--- START OF SOURCE DATA ---
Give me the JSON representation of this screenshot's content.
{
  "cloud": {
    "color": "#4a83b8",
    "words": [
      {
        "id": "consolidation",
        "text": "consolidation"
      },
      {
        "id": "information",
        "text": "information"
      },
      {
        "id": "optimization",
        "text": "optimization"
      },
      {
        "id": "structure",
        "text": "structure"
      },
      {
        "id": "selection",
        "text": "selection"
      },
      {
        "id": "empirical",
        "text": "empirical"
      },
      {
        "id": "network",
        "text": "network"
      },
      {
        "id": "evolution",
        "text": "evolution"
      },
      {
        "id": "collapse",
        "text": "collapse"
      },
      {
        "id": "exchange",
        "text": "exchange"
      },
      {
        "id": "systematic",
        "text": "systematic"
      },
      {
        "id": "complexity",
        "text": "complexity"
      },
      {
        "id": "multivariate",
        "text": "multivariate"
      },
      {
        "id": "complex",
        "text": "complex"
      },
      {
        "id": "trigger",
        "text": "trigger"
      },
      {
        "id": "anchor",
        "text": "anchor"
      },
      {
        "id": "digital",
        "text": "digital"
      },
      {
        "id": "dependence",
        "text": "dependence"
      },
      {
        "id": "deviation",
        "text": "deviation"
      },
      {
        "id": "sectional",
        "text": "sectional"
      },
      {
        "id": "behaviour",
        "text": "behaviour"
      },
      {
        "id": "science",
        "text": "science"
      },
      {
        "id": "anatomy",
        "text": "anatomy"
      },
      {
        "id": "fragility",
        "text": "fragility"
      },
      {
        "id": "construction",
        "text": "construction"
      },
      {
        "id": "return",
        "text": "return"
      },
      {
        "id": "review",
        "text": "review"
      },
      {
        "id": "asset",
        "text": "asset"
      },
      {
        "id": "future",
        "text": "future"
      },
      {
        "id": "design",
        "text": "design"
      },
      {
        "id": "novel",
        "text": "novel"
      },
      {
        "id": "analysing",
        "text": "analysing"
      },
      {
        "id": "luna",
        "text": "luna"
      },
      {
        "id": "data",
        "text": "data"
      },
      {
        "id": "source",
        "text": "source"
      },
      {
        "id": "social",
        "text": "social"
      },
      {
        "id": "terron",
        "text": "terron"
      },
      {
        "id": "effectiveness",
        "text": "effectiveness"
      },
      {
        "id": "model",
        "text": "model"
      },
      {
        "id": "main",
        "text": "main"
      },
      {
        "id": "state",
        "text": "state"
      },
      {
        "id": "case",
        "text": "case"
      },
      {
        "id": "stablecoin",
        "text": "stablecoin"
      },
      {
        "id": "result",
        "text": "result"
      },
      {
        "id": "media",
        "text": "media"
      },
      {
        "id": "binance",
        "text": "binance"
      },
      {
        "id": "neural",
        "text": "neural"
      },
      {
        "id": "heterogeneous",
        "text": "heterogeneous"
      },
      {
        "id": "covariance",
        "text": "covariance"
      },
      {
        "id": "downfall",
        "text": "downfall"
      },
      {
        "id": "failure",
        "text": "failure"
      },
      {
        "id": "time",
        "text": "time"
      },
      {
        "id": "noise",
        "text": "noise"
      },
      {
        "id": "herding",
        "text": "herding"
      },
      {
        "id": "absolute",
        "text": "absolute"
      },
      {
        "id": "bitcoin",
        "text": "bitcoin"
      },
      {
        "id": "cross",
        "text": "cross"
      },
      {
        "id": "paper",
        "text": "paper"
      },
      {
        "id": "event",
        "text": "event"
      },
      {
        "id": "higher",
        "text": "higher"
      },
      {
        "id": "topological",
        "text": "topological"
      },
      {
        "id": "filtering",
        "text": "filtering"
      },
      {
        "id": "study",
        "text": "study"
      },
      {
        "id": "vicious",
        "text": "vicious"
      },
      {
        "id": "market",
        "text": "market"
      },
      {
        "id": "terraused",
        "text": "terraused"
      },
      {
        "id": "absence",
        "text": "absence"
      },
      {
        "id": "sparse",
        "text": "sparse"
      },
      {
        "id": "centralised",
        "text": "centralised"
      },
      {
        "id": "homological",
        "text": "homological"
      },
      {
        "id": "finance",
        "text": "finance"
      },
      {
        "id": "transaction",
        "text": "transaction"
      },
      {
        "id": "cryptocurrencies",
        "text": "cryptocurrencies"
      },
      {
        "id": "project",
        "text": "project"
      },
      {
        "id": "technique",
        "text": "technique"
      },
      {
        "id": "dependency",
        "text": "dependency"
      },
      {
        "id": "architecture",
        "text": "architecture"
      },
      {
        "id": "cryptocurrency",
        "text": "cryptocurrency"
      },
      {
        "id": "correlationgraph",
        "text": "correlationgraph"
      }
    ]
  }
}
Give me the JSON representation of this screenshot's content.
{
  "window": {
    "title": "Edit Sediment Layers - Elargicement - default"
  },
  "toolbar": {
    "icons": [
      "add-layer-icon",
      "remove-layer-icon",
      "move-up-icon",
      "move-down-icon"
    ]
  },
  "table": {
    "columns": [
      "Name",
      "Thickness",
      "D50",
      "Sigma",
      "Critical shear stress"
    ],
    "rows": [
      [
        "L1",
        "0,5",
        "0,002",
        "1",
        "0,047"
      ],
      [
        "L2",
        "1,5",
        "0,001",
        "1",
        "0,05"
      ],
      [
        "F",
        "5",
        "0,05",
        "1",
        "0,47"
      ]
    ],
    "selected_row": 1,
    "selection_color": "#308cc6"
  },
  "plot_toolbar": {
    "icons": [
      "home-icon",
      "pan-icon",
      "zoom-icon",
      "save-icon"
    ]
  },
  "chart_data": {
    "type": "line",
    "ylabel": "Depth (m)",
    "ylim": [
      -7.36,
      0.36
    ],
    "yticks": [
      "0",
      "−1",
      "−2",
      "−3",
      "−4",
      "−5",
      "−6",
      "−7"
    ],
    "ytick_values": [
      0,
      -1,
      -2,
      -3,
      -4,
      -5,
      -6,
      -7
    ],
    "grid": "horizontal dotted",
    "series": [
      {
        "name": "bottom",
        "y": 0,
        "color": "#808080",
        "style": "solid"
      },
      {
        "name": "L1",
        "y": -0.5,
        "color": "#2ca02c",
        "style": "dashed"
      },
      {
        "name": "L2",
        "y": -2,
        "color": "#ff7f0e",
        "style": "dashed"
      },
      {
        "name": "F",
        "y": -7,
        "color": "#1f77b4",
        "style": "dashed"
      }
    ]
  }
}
--- END OF SOURCE DATA ---
■ THE PROBLEM ■
Of the lines in the material, how many hold the word "effectiveness"? Reply with the number only.

■ THE REPLY ■
2